Stored records:
'''

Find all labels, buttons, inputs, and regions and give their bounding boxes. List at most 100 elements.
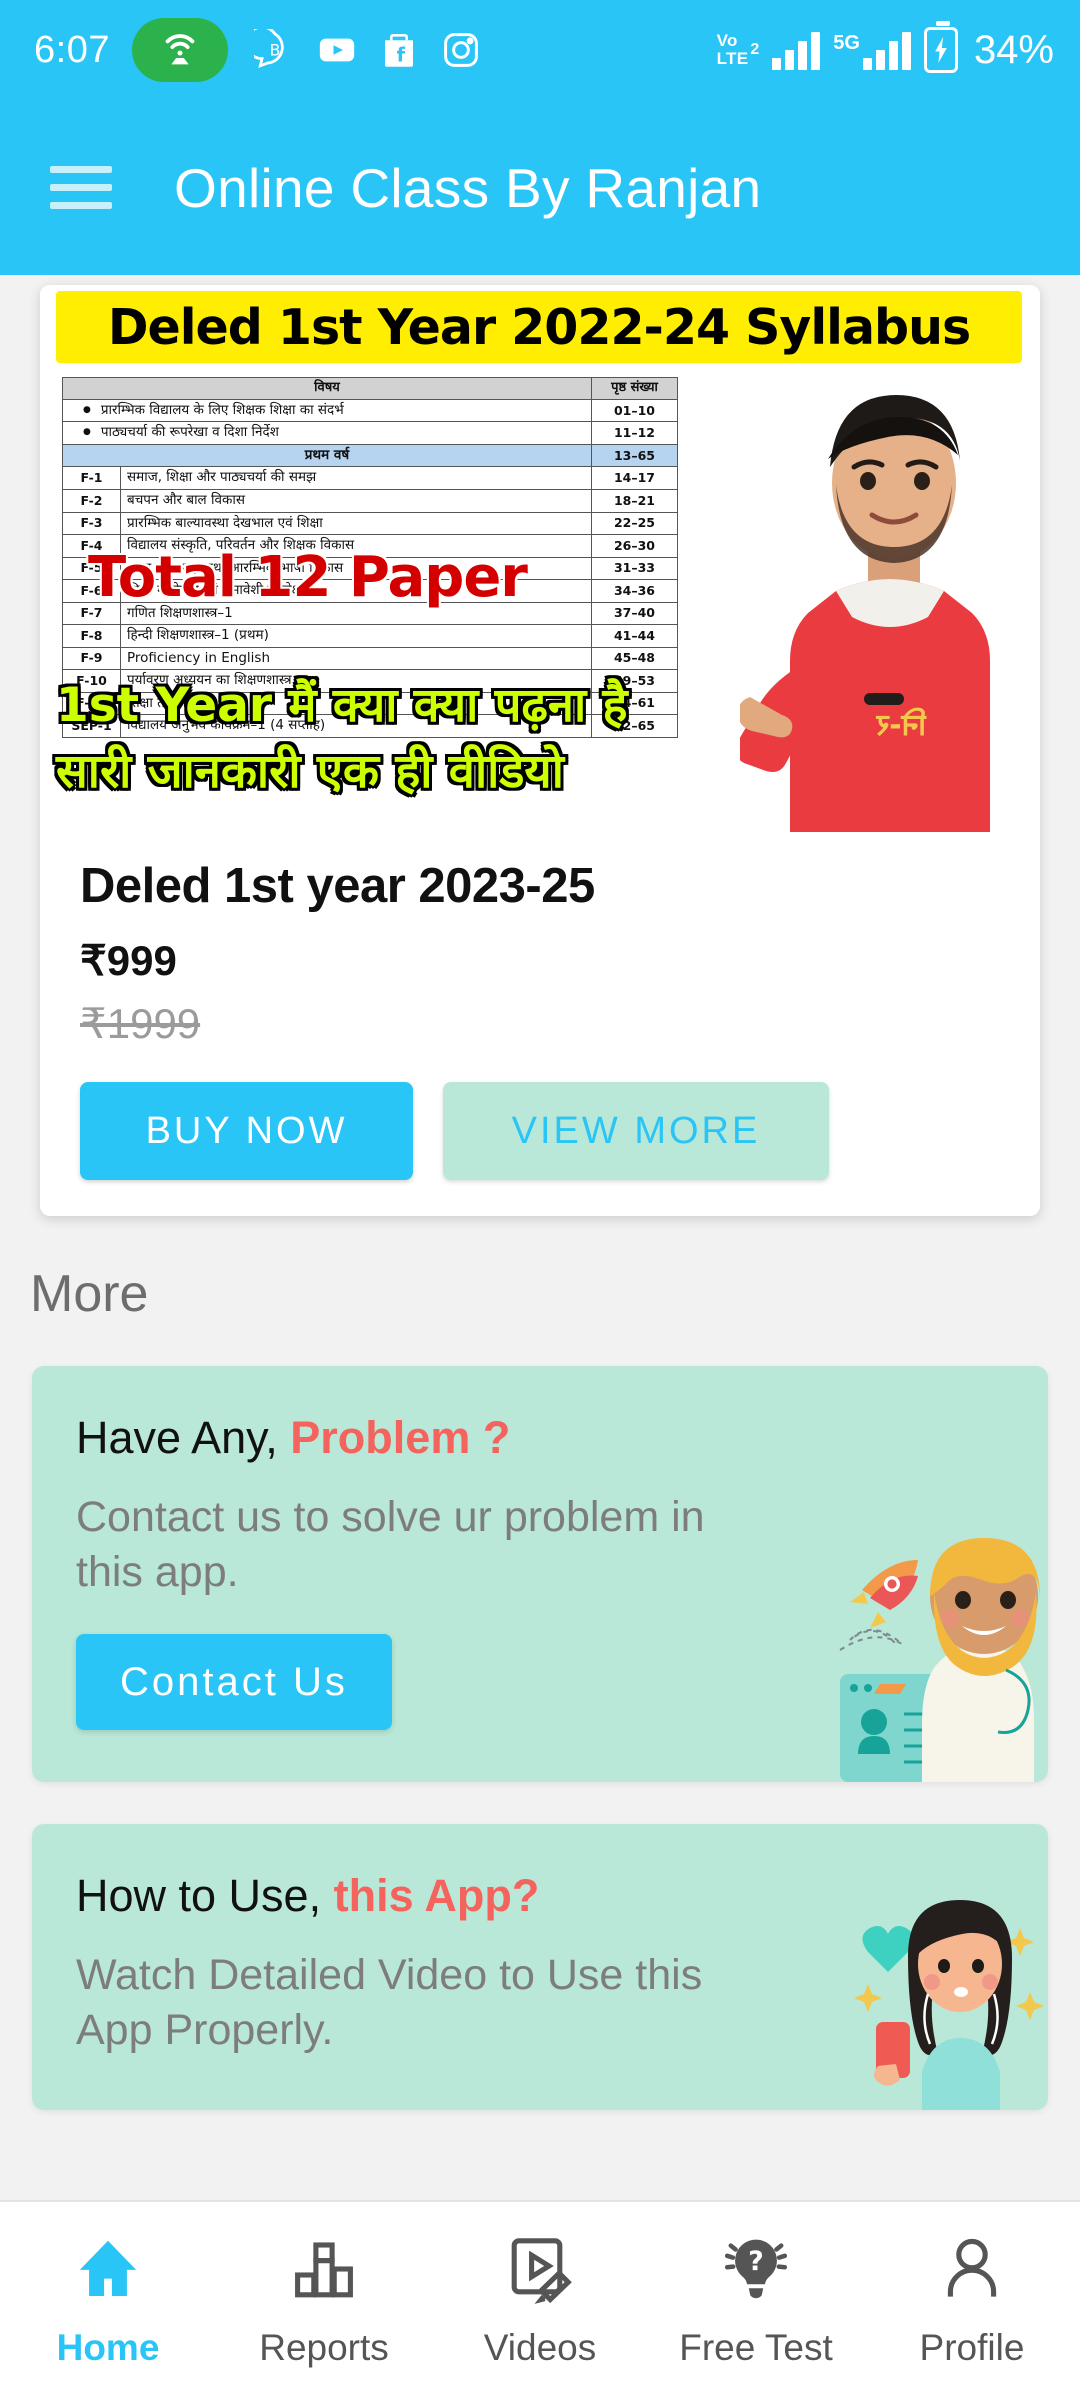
syllabus-cell-pages: 01–10 xyxy=(591,398,678,423)
thumbnail-overlay-hindi-1: 1st Year मैं क्या क्या पढ़ना है xyxy=(56,678,628,733)
table-row: पाठ्यचर्या की रूपरेखा व दिशा निर्देश11–1… xyxy=(62,421,678,445)
nav-label-free-test: Free Test xyxy=(679,2327,833,2368)
view-more-button[interactable]: VIEW MORE xyxy=(443,1082,829,1180)
syllabus-cell-pages: 13–65 xyxy=(591,443,678,468)
how-to-use-title-plain: How to Use, xyxy=(76,1870,334,1922)
battery-percent: 34% xyxy=(973,27,1054,72)
syllabus-header-subject: विषय xyxy=(62,377,592,400)
course-card[interactable]: Deled 1st Year 2022-24 Syllabus विषय पृष… xyxy=(40,285,1040,1216)
syllabus-cell-subject: समाज, शिक्षा और पाठ्यचर्या की समझ xyxy=(120,466,592,490)
nav-label-profile: Profile xyxy=(919,2327,1025,2368)
flipkart-icon: f xyxy=(384,33,413,67)
hamburger-menu-icon[interactable] xyxy=(50,166,112,209)
app-screen: 6:07 B f Vo LTE 2 5G 34% Online Class By… xyxy=(0,0,1080,2400)
signal-bars-sim2 xyxy=(862,30,911,70)
how-to-use-title-accent: this App? xyxy=(333,1870,540,1922)
help-problem-card[interactable]: Have Any, Problem ? Contact us to solve … xyxy=(32,1366,1048,1783)
syllabus-cell-subject: पाठ्यचर्या की रूपरेखा व दिशा निर्देश xyxy=(62,421,592,445)
nav-item-free-test[interactable]: ? Free Test xyxy=(648,2233,864,2369)
more-section-heading: More xyxy=(30,1265,149,1323)
bar-chart-icon xyxy=(295,2242,353,2298)
how-to-use-card[interactable]: How to Use, this App? Watch Detailed Vid… xyxy=(32,1824,1048,2111)
svg-text:B: B xyxy=(270,40,281,59)
table-row: प्रथम वर्ष 13–65 xyxy=(62,443,678,468)
status-bar: 6:07 B f Vo LTE 2 5G 34% xyxy=(0,0,1080,100)
course-card-body: Deled 1st year 2023-25 ₹999 ₹1999 BUY NO… xyxy=(40,832,1040,1216)
status-right-icons: Vo LTE 2 5G 34% xyxy=(717,21,1054,73)
nav-label-videos: Videos xyxy=(483,2327,597,2368)
volte-icon: Vo LTE 2 xyxy=(717,32,760,68)
nav-item-profile[interactable]: Profile xyxy=(864,2233,1080,2369)
contact-us-button[interactable]: Contact Us xyxy=(76,1634,392,1731)
thumbnail-banner: Deled 1st Year 2022-24 Syllabus xyxy=(56,291,1022,363)
scroll-content[interactable]: Deled 1st Year 2022-24 Syllabus विषय पृष… xyxy=(0,275,1080,2200)
bluestacks-icon: B xyxy=(253,29,284,68)
table-row: प्रारम्भिक विद्यालय के लिए शिक्षक शिक्षा… xyxy=(62,398,678,423)
nav-label-home: Home xyxy=(56,2327,160,2368)
support-agent-illustration xyxy=(838,1522,1048,1783)
lightbulb-question-icon: ? xyxy=(724,2239,788,2299)
syllabus-cell-code: F-8 xyxy=(62,624,121,648)
nav-label-reports: Reports xyxy=(259,2327,389,2368)
syllabus-section-label: प्रथम वर्ष xyxy=(62,443,592,468)
hotspot-icon xyxy=(131,18,228,82)
syllabus-cell-pages: 34–36 xyxy=(591,579,678,603)
syllabus-cell-subject: Proficiency in English xyxy=(120,646,592,671)
course-action-row: BUY NOW VIEW MORE xyxy=(80,1082,1000,1180)
table-row: F-1 समाज, शिक्षा और पाठ्यचर्या की समझ 14–1… xyxy=(62,466,678,490)
youtube-icon xyxy=(319,38,355,62)
page-title: Online Class By Ranjan xyxy=(174,156,762,219)
syllabus-cell-pages: 11–12 xyxy=(591,421,678,445)
syllabus-cell-pages: 31–33 xyxy=(591,556,678,581)
signal-bars-sim1 xyxy=(772,30,821,70)
course-price-original: ₹1999 xyxy=(80,1000,201,1047)
syllabus-cell-pages: 14–17 xyxy=(591,466,678,490)
nav-item-reports[interactable]: Reports xyxy=(216,2233,432,2369)
syllabus-cell-subject: हिन्दी शिक्षणशास्त्र–1 (प्रथम) xyxy=(120,624,592,648)
buy-now-button[interactable]: BUY NOW xyxy=(80,1082,413,1180)
svg-text:f: f xyxy=(397,43,406,66)
course-price: ₹999 xyxy=(80,937,177,984)
status-time: 6:07 xyxy=(34,28,110,71)
how-to-use-subtitle: Watch Detailed Video to Use this App Pro… xyxy=(76,1951,703,2055)
notification-icons: B f xyxy=(253,29,482,71)
volte-label-bottom: LTE xyxy=(716,49,749,68)
table-row: F-2 बचपन और बाल विकास 18–21 xyxy=(62,489,678,513)
instructor-photo: नि-र xyxy=(740,363,1040,832)
thumbnail-overlay-total: Total 12 Paper xyxy=(88,545,528,610)
help-problem-title: Have Any, Problem ? xyxy=(76,1412,1004,1464)
syllabus-cell-code: F-9 xyxy=(62,646,121,671)
network-5g-group: 5G xyxy=(833,30,911,70)
person-icon xyxy=(947,2238,997,2297)
thumbnail-banner-text: Deled 1st Year 2022-24 Syllabus xyxy=(107,298,971,356)
network-label: 5G xyxy=(833,32,860,54)
sim-badge: 2 xyxy=(750,41,760,58)
syllabus-cell-pages: 37–40 xyxy=(591,601,678,626)
svg-text:?: ? xyxy=(748,2246,764,2277)
nav-item-videos[interactable]: Videos xyxy=(432,2233,648,2369)
syllabus-cell-pages: 45–48 xyxy=(591,646,678,671)
help-problem-subtitle: Contact us to solve ur problem in this a… xyxy=(76,1493,705,1597)
table-header-row: विषय पृष्ठ संख्या xyxy=(62,377,678,400)
thumbnail-overlay-hindi-2: सारी जानकारी एक ही वीडियो xyxy=(56,744,564,799)
nav-item-home[interactable]: Home xyxy=(0,2233,216,2369)
course-thumbnail[interactable]: Deled 1st Year 2022-24 Syllabus विषय पृष… xyxy=(40,285,1040,832)
syllabus-cell-code: F-2 xyxy=(62,489,121,513)
bottom-navigation: Home Reports Videos ? Free Test Profile xyxy=(0,2200,1080,2400)
syllabus-cell-pages: 26–30 xyxy=(591,534,678,558)
syllabus-cell-pages: 22–25 xyxy=(591,511,678,536)
syllabus-cell-subject: प्रारम्भिक बाल्यावस्था देखभाल एवं शिक्षा xyxy=(120,511,592,536)
syllabus-cell-code: F-1 xyxy=(62,466,121,490)
help-problem-title-accent: Problem ? xyxy=(290,1412,511,1463)
table-row: F-8 हिन्दी शिक्षणशास्त्र–1 (प्रथम) 41–44 xyxy=(62,624,678,648)
svg-text:नि-र: नि-र xyxy=(875,707,927,743)
help-problem-title-plain: Have Any, xyxy=(76,1412,291,1463)
syllabus-cell-subject: बचपन और बाल विकास xyxy=(120,489,592,513)
video-edit-icon xyxy=(511,2238,572,2304)
table-row: F-9 Proficiency in English 45–48 xyxy=(62,646,678,671)
table-row: F-3 प्रारम्भिक बाल्यावस्था देखभाल एवं शिक… xyxy=(62,511,678,536)
course-title: Deled 1st year 2023-25 xyxy=(80,859,595,913)
girl-with-phone-illustration xyxy=(848,1890,1048,2111)
syllabus-cell-pages: 41–44 xyxy=(591,624,678,648)
syllabus-cell-pages: 18–21 xyxy=(591,489,678,513)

'''

Edit all the entries above by replacing "Deled" with "D.El.Ed" and changing nothing else, then write them out again without the pictures.

**Exercise answer:**
Find all labels, buttons, inputs, and regions and give their bounding boxes. List at most 100 elements.
syllabus-cell-pages: 01–10 xyxy=(591,398,678,423)
thumbnail-overlay-hindi-1: 1st Year मैं क्या क्या पढ़ना है xyxy=(56,678,628,733)
table-row: पाठ्यचर्या की रूपरेखा व दिशा निर्देश11–1… xyxy=(62,421,678,445)
nav-label-free-test: Free Test xyxy=(679,2327,833,2368)
view-more-button[interactable]: VIEW MORE xyxy=(443,1082,829,1180)
syllabus-cell-pages: 13–65 xyxy=(591,443,678,468)
how-to-use-title-plain: How to Use, xyxy=(76,1870,334,1922)
battery-percent: 34% xyxy=(973,27,1054,72)
syllabus-header-subject: विषय xyxy=(62,377,592,400)
course-card[interactable]: D.El.Ed 1st Year 2022-24 Syllabus विषय पृष… xyxy=(40,285,1040,1216)
syllabus-cell-subject: समाज, शिक्षा और पाठ्यचर्या की समझ xyxy=(120,466,592,490)
nav-label-profile: Profile xyxy=(919,2327,1025,2368)
flipkart-icon: f xyxy=(384,33,413,67)
hamburger-menu-icon[interactable] xyxy=(50,166,112,209)
app-screen: 6:07 B f Vo LTE 2 5G 34% Online Class By… xyxy=(0,0,1080,2400)
signal-bars-sim2 xyxy=(862,30,911,70)
how-to-use-title-accent: this App? xyxy=(333,1870,540,1922)
help-problem-card[interactable]: Have Any, Problem ? Contact us to solve … xyxy=(32,1366,1048,1783)
syllabus-cell-subject: पाठ्यचर्या की रूपरेखा व दिशा निर्देश xyxy=(62,421,592,445)
nav-item-free-test[interactable]: ? Free Test xyxy=(648,2233,864,2369)
more-section-heading: More xyxy=(30,1265,149,1323)
bar-chart-icon xyxy=(295,2242,353,2298)
how-to-use-card[interactable]: How to Use, this App? Watch Detailed Vid… xyxy=(32,1824,1048,2111)
svg-text:B: B xyxy=(270,40,281,59)
table-row: प्रथम वर्ष 13–65 xyxy=(62,443,678,468)
status-bar: 6:07 B f Vo LTE 2 5G 34% xyxy=(0,0,1080,100)
course-card-body: D.El.Ed 1st year 2023-25 ₹999 ₹1999 BUY NO… xyxy=(40,832,1040,1216)
status-right-icons: Vo LTE 2 5G 34% xyxy=(717,21,1054,73)
nav-label-videos: Videos xyxy=(483,2327,597,2368)
volte-icon: Vo LTE 2 xyxy=(717,32,760,68)
nav-item-profile[interactable]: Profile xyxy=(864,2233,1080,2369)
contact-us-button[interactable]: Contact Us xyxy=(76,1634,392,1731)
thumbnail-banner: D.El.Ed 1st Year 2022-24 Syllabus xyxy=(56,291,1022,363)
scroll-content[interactable]: D.El.Ed 1st Year 2022-24 Syllabus विषय पृष… xyxy=(0,275,1080,2200)
bluestacks-icon: B xyxy=(253,29,284,68)
table-row: प्रारम्भिक विद्यालय के लिए शिक्षक शिक्षा… xyxy=(62,398,678,423)
nav-label-home: Home xyxy=(56,2327,160,2368)
support-agent-illustration xyxy=(838,1522,1048,1783)
lightbulb-question-icon: ? xyxy=(724,2239,788,2299)
syllabus-cell-code: F-8 xyxy=(62,624,121,648)
nav-label-reports: Reports xyxy=(259,2327,389,2368)
syllabus-section-label: प्रथम वर्ष xyxy=(62,443,592,468)
hotspot-icon xyxy=(131,18,228,82)
syllabus-cell-pages: 34–36 xyxy=(591,579,678,603)
syllabus-cell-subject: Proficiency in English xyxy=(120,646,592,671)
course-action-row: BUY NOW VIEW MORE xyxy=(80,1082,1000,1180)
table-row: F-1 समाज, शिक्षा और पाठ्यचर्या की समझ 14–1… xyxy=(62,466,678,490)
youtube-icon xyxy=(319,38,355,62)
page-title: Online Class By Ranjan xyxy=(174,156,762,219)
syllabus-cell-pages: 11–12 xyxy=(591,421,678,445)
syllabus-cell-pages: 31–33 xyxy=(591,556,678,581)
signal-bars-sim1 xyxy=(772,30,821,70)
course-price-original: ₹1999 xyxy=(80,1000,201,1047)
syllabus-cell-pages: 14–17 xyxy=(591,466,678,490)
nav-item-reports[interactable]: Reports xyxy=(216,2233,432,2369)
syllabus-cell-subject: हिन्दी शिक्षणशास्त्र–1 (प्रथम) xyxy=(120,624,592,648)
buy-now-button[interactable]: BUY NOW xyxy=(80,1082,413,1180)
svg-text:f: f xyxy=(397,43,406,66)
course-price: ₹999 xyxy=(80,937,177,984)
status-time: 6:07 xyxy=(34,28,110,71)
how-to-use-subtitle: Watch Detailed Video to Use this App Pro… xyxy=(76,1951,703,2055)
notification-icons: B f xyxy=(253,29,482,71)
volte-label-bottom: LTE xyxy=(716,49,749,68)
table-row: F-2 बचपन और बाल विकास 18–21 xyxy=(62,489,678,513)
instructor-photo: नि-र xyxy=(740,363,1040,832)
thumbnail-overlay-total: Total 12 Paper xyxy=(88,545,528,610)
help-problem-title: Have Any, Problem ? xyxy=(76,1412,1004,1464)
syllabus-cell-code: F-9 xyxy=(62,646,121,671)
network-5g-group: 5G xyxy=(833,30,911,70)
person-icon xyxy=(947,2238,997,2297)
thumbnail-banner-text: D.El.Ed 1st Year 2022-24 Syllabus xyxy=(107,298,971,356)
network-label: 5G xyxy=(833,32,860,54)
sim-badge: 2 xyxy=(750,41,760,58)
syllabus-cell-pages: 37–40 xyxy=(591,601,678,626)
svg-text:?: ? xyxy=(748,2246,764,2277)
nav-item-videos[interactable]: Videos xyxy=(432,2233,648,2369)
syllabus-cell-pages: 45–48 xyxy=(591,646,678,671)
help-problem-subtitle: Contact us to solve ur problem in this a… xyxy=(76,1493,705,1597)
table-header-row: विषय पृष्ठ संख्या xyxy=(62,377,678,400)
thumbnail-overlay-hindi-2: सारी जानकारी एक ही वीडियो xyxy=(56,744,564,799)
nav-item-home[interactable]: Home xyxy=(0,2233,216,2369)
course-thumbnail[interactable]: D.El.Ed 1st Year 2022-24 Syllabus विषय पृष… xyxy=(40,285,1040,832)
syllabus-cell-code: F-2 xyxy=(62,489,121,513)
bottom-navigation: Home Reports Videos ? Free Test Profile xyxy=(0,2200,1080,2400)
syllabus-cell-pages: 26–30 xyxy=(591,534,678,558)
syllabus-cell-pages: 22–25 xyxy=(591,511,678,536)
syllabus-cell-subject: प्रारम्भिक बाल्यावस्था देखभाल एवं शिक्षा xyxy=(120,511,592,536)
syllabus-cell-code: F-1 xyxy=(62,466,121,490)
help-problem-title-accent: Problem ? xyxy=(290,1412,511,1463)
table-row: F-8 हिन्दी शिक्षणशास्त्र–1 (प्रथम) 41–44 xyxy=(62,624,678,648)
svg-text:नि-र: नि-र xyxy=(875,707,927,743)
help-problem-title-plain: Have Any, xyxy=(76,1412,291,1463)
syllabus-cell-subject: बचपन और बाल विकास xyxy=(120,489,592,513)
video-edit-icon xyxy=(511,2238,572,2304)
table-row: F-9 Proficiency in English 45–48 xyxy=(62,646,678,671)
table-row: F-3 प्रारम्भिक बाल्यावस्था देखभाल एवं शिक… xyxy=(62,511,678,536)
course-title: D.El.Ed 1st year 2023-25 xyxy=(80,859,595,913)
girl-with-phone-illustration xyxy=(848,1890,1048,2111)
syllabus-cell-pages: 41–44 xyxy=(591,624,678,648)
syllabus-cell-pages: 18–21 xyxy=(591,489,678,513)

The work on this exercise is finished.